+++ Available data +++
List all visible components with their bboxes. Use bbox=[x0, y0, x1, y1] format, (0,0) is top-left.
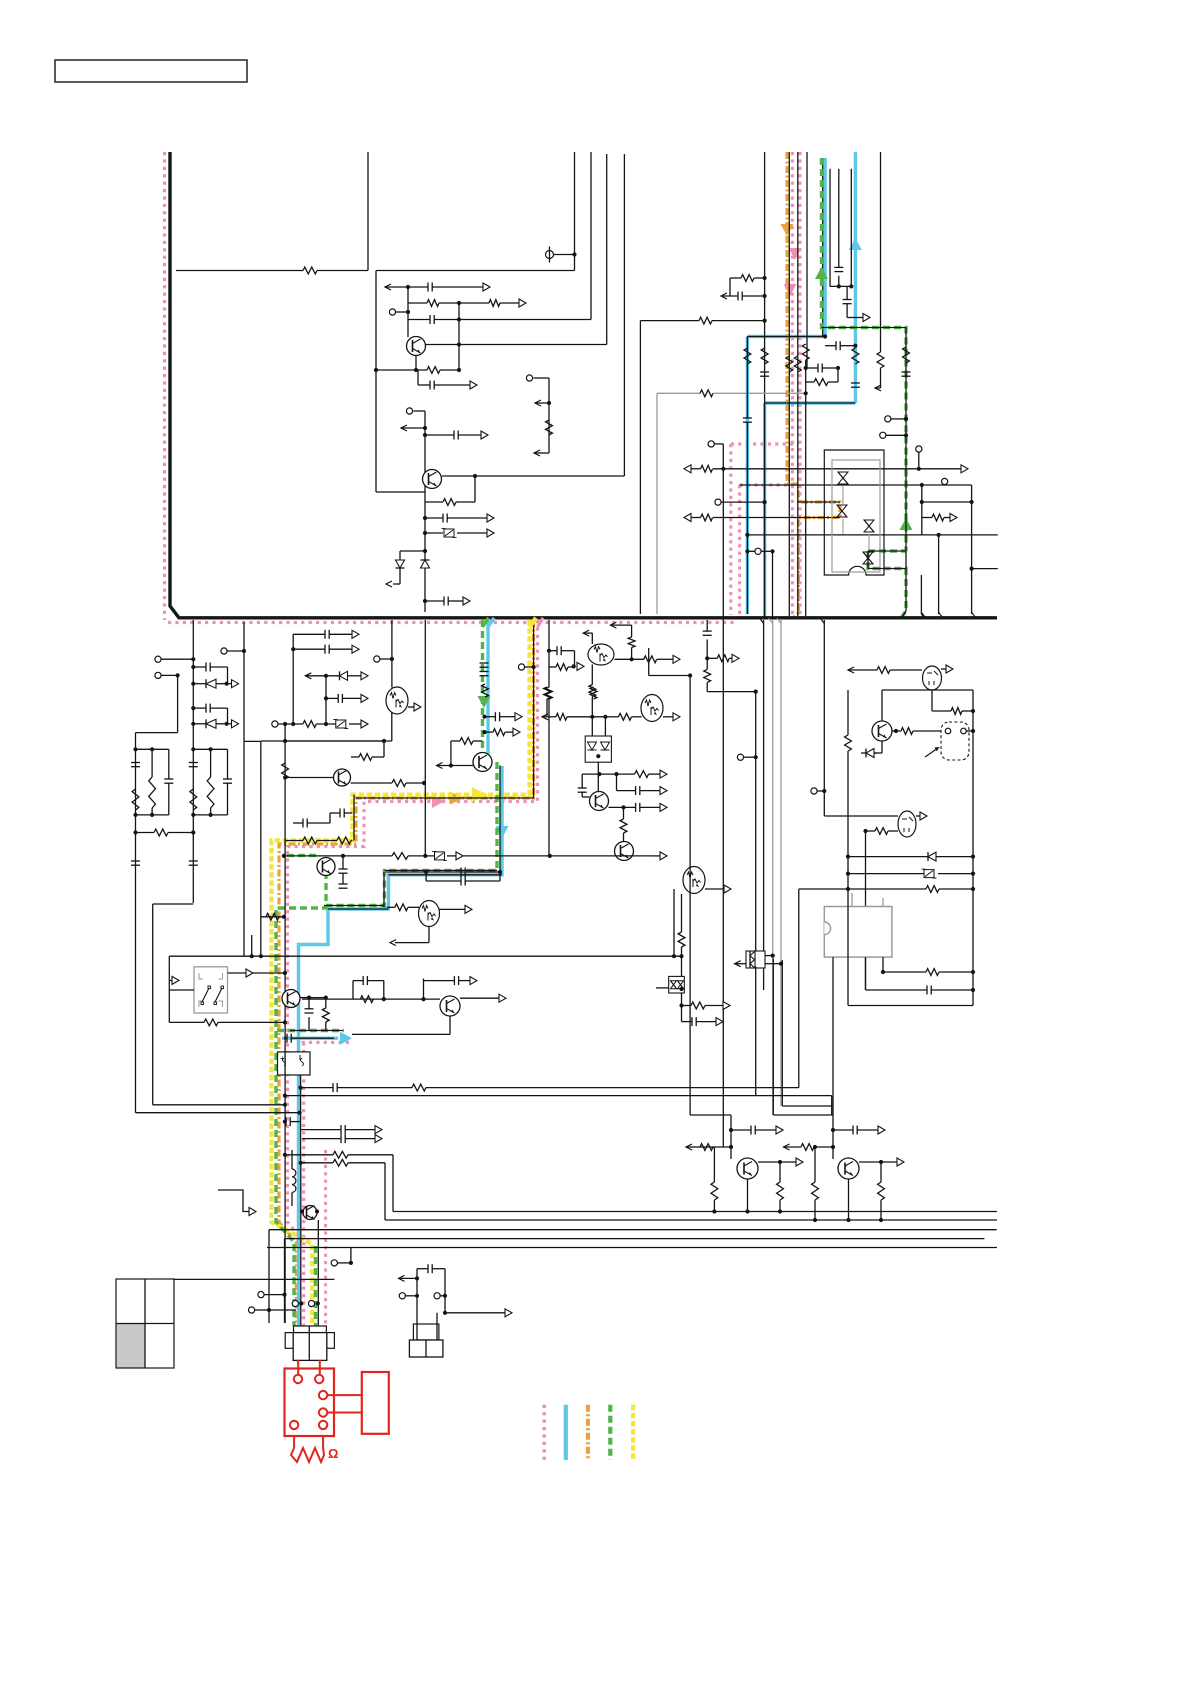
long row y485 bbox=[740, 484, 972, 486]
opto oval 2 bbox=[823, 791, 825, 816]
signal path blue lower branch bbox=[282, 1036, 338, 1039]
gray vertical x772 bbox=[772, 620, 774, 1115]
cap on blue branch y1038 bbox=[284, 1037, 287, 1039]
cap rows near Q7 bbox=[339, 809, 341, 818]
row y1021 bbox=[682, 1021, 693, 1023]
dtr Q6 center bbox=[386, 687, 408, 714]
signal path pink jog B bbox=[740, 483, 791, 486]
varistor row y873 bbox=[848, 873, 924, 875]
right loop top bbox=[882, 689, 973, 691]
red box bbox=[285, 1369, 335, 1437]
cell1 transistor Q13 bbox=[737, 1158, 758, 1179]
long vertical x285 bbox=[284, 724, 286, 1022]
signal path orange center route bbox=[279, 620, 534, 1326]
row resistor R row2 bbox=[408, 302, 427, 304]
long line y1220 bbox=[385, 1219, 997, 1221]
row y551 terminals bbox=[745, 549, 749, 553]
signal path pink center route bbox=[288, 620, 538, 1242]
resistor row y972 bbox=[883, 971, 926, 973]
left RC cluster 2 bbox=[193, 748, 227, 750]
x592 resistor chain bbox=[591, 664, 593, 684]
black diag x906 bbox=[902, 611, 906, 617]
bottom row y1005 bbox=[848, 1005, 973, 1007]
IC bottom wiring bbox=[832, 957, 834, 1130]
row capacitor row4 bbox=[408, 319, 430, 321]
surge block outline bbox=[824, 450, 884, 575]
green Z black wires bbox=[868, 550, 906, 552]
wire y889 left bbox=[799, 888, 848, 890]
small diode box B2 bbox=[669, 976, 685, 993]
cap row y990 bbox=[866, 989, 928, 991]
resistor v906 on green bbox=[905, 328, 907, 612]
ladder row diode y723 bbox=[191, 722, 195, 726]
surge bowtie 2 bbox=[837, 505, 847, 517]
wire blue row y403 bbox=[765, 402, 856, 404]
signal path pink top-right pair bbox=[791, 152, 794, 617]
legend yellow sample bbox=[631, 1405, 635, 1460]
relay left wires bbox=[168, 956, 170, 1022]
transistor Q12 bbox=[872, 721, 892, 741]
vertical x707 chain bbox=[706, 620, 708, 631]
legend green sample bbox=[608, 1405, 612, 1460]
row capacitor y435 bbox=[425, 434, 454, 436]
terminal x882 bbox=[880, 432, 886, 438]
line L1 y320 bbox=[639, 321, 641, 614]
opto oval 1 bbox=[923, 666, 942, 690]
row capacitor y385 bbox=[417, 370, 419, 385]
terminal row3 bbox=[389, 309, 395, 315]
terminal x740 bbox=[737, 754, 743, 760]
wire vertical x830 bbox=[829, 169, 831, 287]
wire vertical x880 bbox=[880, 152, 882, 352]
cell2 resistors bbox=[814, 1147, 816, 1182]
wire vertical x368 bbox=[367, 152, 369, 271]
bundle transistor Q11 bbox=[303, 1206, 317, 1220]
terminal x887 bbox=[885, 416, 891, 422]
oval dtr x429 bbox=[387, 906, 395, 908]
vertical x177 bbox=[177, 675, 179, 732]
vertical x971 to bus bbox=[971, 485, 973, 614]
main thick bus line bbox=[170, 152, 997, 618]
signal path pink lower branch bbox=[302, 1041, 350, 1044]
bus corner diagonals below bbox=[760, 618, 764, 623]
row y517 left bbox=[684, 514, 691, 522]
wire vertical x591 bbox=[590, 152, 592, 320]
signal path pink right pair bottom bbox=[324, 1150, 327, 1326]
dtr Q5 bbox=[683, 867, 705, 894]
svg-text:Ω: Ω bbox=[328, 1446, 338, 1461]
terminals on bundle bbox=[292, 1300, 298, 1306]
Q5 left leg bbox=[673, 889, 675, 956]
resistor v747 bbox=[744, 348, 751, 364]
colored bus entry diagonals bbox=[530, 618, 537, 627]
wire vertical x459 bbox=[458, 303, 460, 370]
resistor x623 bbox=[623, 807, 625, 819]
relay box bbox=[194, 967, 228, 1013]
cell2 transistor Q14 bbox=[838, 1158, 859, 1179]
capacitor row y368 bbox=[806, 367, 818, 369]
transistor Q4 bbox=[615, 842, 634, 861]
relay coil resistor bbox=[169, 1021, 204, 1023]
IC box bbox=[824, 907, 892, 958]
row resistor y502 bbox=[425, 501, 443, 503]
cell2 feed bbox=[772, 959, 774, 1116]
wire table to bundle y1279 bbox=[174, 1278, 334, 1280]
row y1005 bbox=[679, 1003, 683, 1007]
row y502 right bbox=[922, 501, 972, 503]
relay contacts bbox=[202, 988, 209, 1002]
row y716 green branch bbox=[482, 715, 486, 719]
capacitor y345 row bbox=[825, 345, 836, 347]
resistor v855 bbox=[852, 348, 859, 364]
chain x631 bbox=[631, 625, 633, 637]
connector CN2 bbox=[413, 1324, 439, 1340]
diode row y856 bbox=[848, 856, 928, 858]
transistor Q15 cluster bbox=[302, 998, 440, 1000]
bundle black wire x300 bbox=[300, 1075, 302, 1163]
arrow into bundle bbox=[218, 1190, 249, 1212]
signal path orange top-right bbox=[787, 152, 840, 618]
row y716 long bbox=[542, 714, 548, 720]
resistor row y831 bbox=[866, 830, 876, 832]
row y790 bbox=[616, 774, 618, 791]
wires above CN1 bbox=[300, 1163, 302, 1326]
wire blue row y336 bbox=[747, 336, 825, 338]
caps hanging at x343 bbox=[342, 856, 344, 869]
wire vertical x606 bbox=[606, 154, 608, 345]
red terminals bbox=[294, 1375, 302, 1383]
transistor Q3 bbox=[597, 762, 599, 791]
ladder row diode y683 bbox=[191, 682, 195, 686]
long line y1211 bbox=[393, 1211, 997, 1213]
resistor v848 bbox=[847, 690, 849, 735]
wire emitter Q1 bbox=[415, 356, 417, 371]
long row y855.9 bbox=[284, 855, 392, 857]
vertical x755 lower bbox=[755, 967, 757, 1096]
bundle transistor Q10 bbox=[284, 1022, 286, 1323]
row y724 terminal resistor varistor bbox=[272, 721, 278, 727]
cell2 cap row bbox=[833, 1129, 853, 1131]
wire vertical x624 bbox=[623, 154, 625, 476]
CN2 circuit bbox=[416, 1269, 418, 1340]
long line y1095 bbox=[285, 1095, 832, 1097]
long row y468 bbox=[684, 465, 691, 473]
wire green branch y1030 bbox=[290, 1030, 343, 1032]
Q5 resistor leg bbox=[681, 894, 683, 932]
x549 column bbox=[548, 620, 550, 667]
wire vertical x807 bbox=[806, 152, 808, 368]
coil on bundle bbox=[291, 1150, 293, 1169]
line y956 bbox=[169, 955, 682, 957]
signal path pink border vertical bbox=[163, 152, 166, 620]
vertical x938 to bus bbox=[938, 535, 940, 614]
connector phi bbox=[546, 251, 554, 259]
table grid bbox=[117, 1324, 145, 1368]
vertical x824 below bus bbox=[823, 620, 825, 791]
sensor resistor bbox=[892, 730, 901, 732]
row varistor y533 bbox=[425, 532, 443, 534]
terminal x409 chain bbox=[406, 408, 412, 414]
opto block gray outline bbox=[832, 460, 880, 572]
red wires from connector bbox=[297, 1360, 299, 1376]
cell1 resistor row bbox=[686, 1144, 692, 1150]
small diode box B1 bbox=[746, 951, 765, 968]
transistor Q8 on bundle bbox=[317, 858, 335, 876]
row y517 resistor bbox=[922, 517, 932, 519]
wire green row y327 bbox=[822, 327, 907, 329]
terminal chain right x549 bbox=[526, 375, 532, 381]
relay output wire bbox=[228, 972, 247, 974]
transformer box on bundle bbox=[278, 1052, 311, 1075]
long row y534 bbox=[747, 534, 997, 536]
sensor row arrows bbox=[848, 667, 854, 673]
diode below Q12 bbox=[881, 741, 883, 753]
signal path pink jog A bbox=[731, 442, 799, 445]
row capacitor C row1 bbox=[385, 284, 391, 290]
resistor row y382 bbox=[806, 381, 814, 383]
terminals bottom left bbox=[258, 1292, 264, 1298]
row y568 right bbox=[972, 568, 998, 570]
wire vertical x838 bbox=[838, 169, 840, 268]
long line y1238 bbox=[286, 1238, 984, 1240]
wire vertical x789 (pink pair core A) bbox=[788, 152, 790, 617]
surge bowtie 4 bbox=[863, 552, 873, 564]
row y807 bbox=[609, 806, 636, 808]
row diode y675 bbox=[305, 673, 311, 679]
resistor v764 bbox=[761, 348, 768, 364]
wire top-left horizontal bbox=[176, 270, 303, 272]
left RC cluster 1 bbox=[135, 733, 137, 1113]
wire black core x822 bbox=[822, 158, 824, 337]
title box bbox=[55, 60, 247, 82]
signal path pink border horizontal bbox=[168, 621, 737, 624]
vertical x723 long bbox=[722, 469, 724, 1147]
wire corner x376-425 bbox=[376, 491, 425, 493]
transistor Q1 top bbox=[407, 337, 426, 356]
yellow core wires bbox=[533, 620, 535, 798]
legend blue sample bbox=[564, 1405, 568, 1460]
orange row y502 wire bbox=[799, 501, 841, 503]
row capacitor y698 bbox=[324, 696, 328, 700]
wire vertical x408 bbox=[407, 287, 409, 337]
cell1 resistors bbox=[713, 1147, 715, 1182]
gray vertical x781 bbox=[780, 620, 782, 1106]
resistor pair y1154 y1162 bbox=[285, 1154, 333, 1156]
long line y1104 bbox=[153, 1104, 285, 1106]
terminal x814 bbox=[811, 788, 817, 794]
resistor v795 bbox=[786, 356, 793, 372]
wire collector Q1 bbox=[426, 344, 607, 346]
step x194 to x152 bbox=[153, 903, 194, 905]
sensor arrow bbox=[925, 748, 938, 757]
wire vertical x376 bbox=[375, 271, 377, 493]
resistor row y832 bbox=[133, 830, 137, 834]
signal path yellow center route bbox=[272, 620, 530, 1326]
long line y1087 bbox=[301, 1087, 334, 1089]
surge bowtie 1 bbox=[838, 472, 848, 484]
wire vertical x574 bbox=[574, 152, 576, 271]
rc loop left of x764 bbox=[730, 277, 741, 279]
vertical x194 bbox=[192, 620, 194, 903]
resistor v805 bbox=[805, 360, 807, 368]
wire collector Q2 bbox=[442, 475, 624, 477]
wire vertical x851 bbox=[850, 169, 852, 287]
long line y1112 bbox=[136, 1112, 300, 1114]
resistor y711 bbox=[932, 710, 951, 712]
chain x592 dtr bbox=[583, 630, 589, 636]
row capacitor y601 bbox=[425, 600, 444, 602]
row y774 bbox=[582, 773, 634, 775]
resistor row y916 bbox=[261, 916, 284, 918]
yellow path resistors y840 bbox=[303, 837, 317, 844]
legend orange sample bbox=[586, 1405, 590, 1460]
signal path green top-right bbox=[822, 158, 907, 551]
vertical x424 below bus bbox=[424, 620, 426, 856]
signal path green center route bbox=[481, 620, 484, 754]
terminal x521 yellow bbox=[518, 664, 524, 670]
row capacitor y518 bbox=[425, 517, 443, 519]
long line y1229 bbox=[269, 1229, 997, 1231]
signal path green lower branch bbox=[277, 1029, 344, 1032]
surge bowtie 3 bbox=[864, 520, 874, 532]
ladder row cap y667 bbox=[191, 665, 195, 669]
center rows x293 bbox=[292, 634, 294, 724]
black arrow on pink border end bbox=[610, 622, 616, 628]
wire top-center horizontal bbox=[376, 270, 575, 272]
signal path blue center route bbox=[486, 620, 489, 758]
signal path blue top-right bbox=[854, 152, 857, 403]
vertical x763 long bbox=[763, 620, 765, 990]
row y905 green-blue wires bbox=[324, 905, 385, 907]
red right box bbox=[362, 1372, 389, 1434]
transistor Q2 bbox=[423, 470, 442, 489]
transistor Q9 bbox=[473, 753, 492, 772]
row y732 resistor bbox=[482, 730, 486, 734]
black co-wires y872 y881 bbox=[499, 766, 501, 882]
cell1 cap row bbox=[731, 1129, 751, 1131]
row resistor y370 bbox=[376, 369, 427, 371]
bundle cap y1121 bbox=[285, 1117, 287, 1126]
terminal x334 bbox=[331, 1260, 337, 1266]
wire vertical x797 (pink pair core B) bbox=[797, 152, 799, 617]
row y855 green-blue wires bbox=[385, 869, 498, 871]
long line y1247 bbox=[267, 1247, 997, 1249]
transistor Q7 bbox=[261, 740, 384, 742]
dual diode box bbox=[585, 736, 611, 762]
vertical x921 to bus bbox=[920, 575, 922, 614]
terminal pair top-left bbox=[155, 656, 161, 662]
cell2 resistor row bbox=[784, 1144, 790, 1150]
Q3 base cap bbox=[581, 774, 583, 788]
vertical x244 bbox=[243, 622, 245, 957]
connector CN1 bbox=[294, 1326, 310, 1333]
terminal x376 bbox=[374, 656, 380, 662]
double cap rows y1129 y1138 bbox=[301, 1129, 342, 1131]
wire vertical x764 bbox=[764, 152, 766, 617]
sensor dashed box bbox=[941, 722, 969, 760]
branch v261 bbox=[244, 740, 261, 742]
cell1 feed bbox=[690, 1114, 731, 1116]
vertical x755 bbox=[755, 692, 757, 951]
resistor row y889 bbox=[848, 888, 926, 890]
vertical x251 stub bbox=[251, 935, 253, 956]
gray line L2 y393 bbox=[656, 393, 658, 614]
terminal row y502 bbox=[715, 499, 721, 505]
Q10 right wiring bbox=[300, 997, 309, 999]
caps on green line bbox=[480, 662, 489, 664]
vertical x690 long bbox=[648, 648, 650, 676]
diode pair y560 bbox=[423, 549, 427, 553]
red link wires bbox=[327, 1394, 362, 1396]
red resistor bbox=[293, 1436, 295, 1448]
legend pink sample bbox=[542, 1405, 546, 1460]
resistor rows x547 x593 below green arrow bbox=[544, 687, 551, 699]
ladder row cap y708 bbox=[191, 706, 195, 710]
+++
◆ Task prompt ◆
Count the lines in the entries above that contain the string "block" and give only the number.

◆ In response ◆
2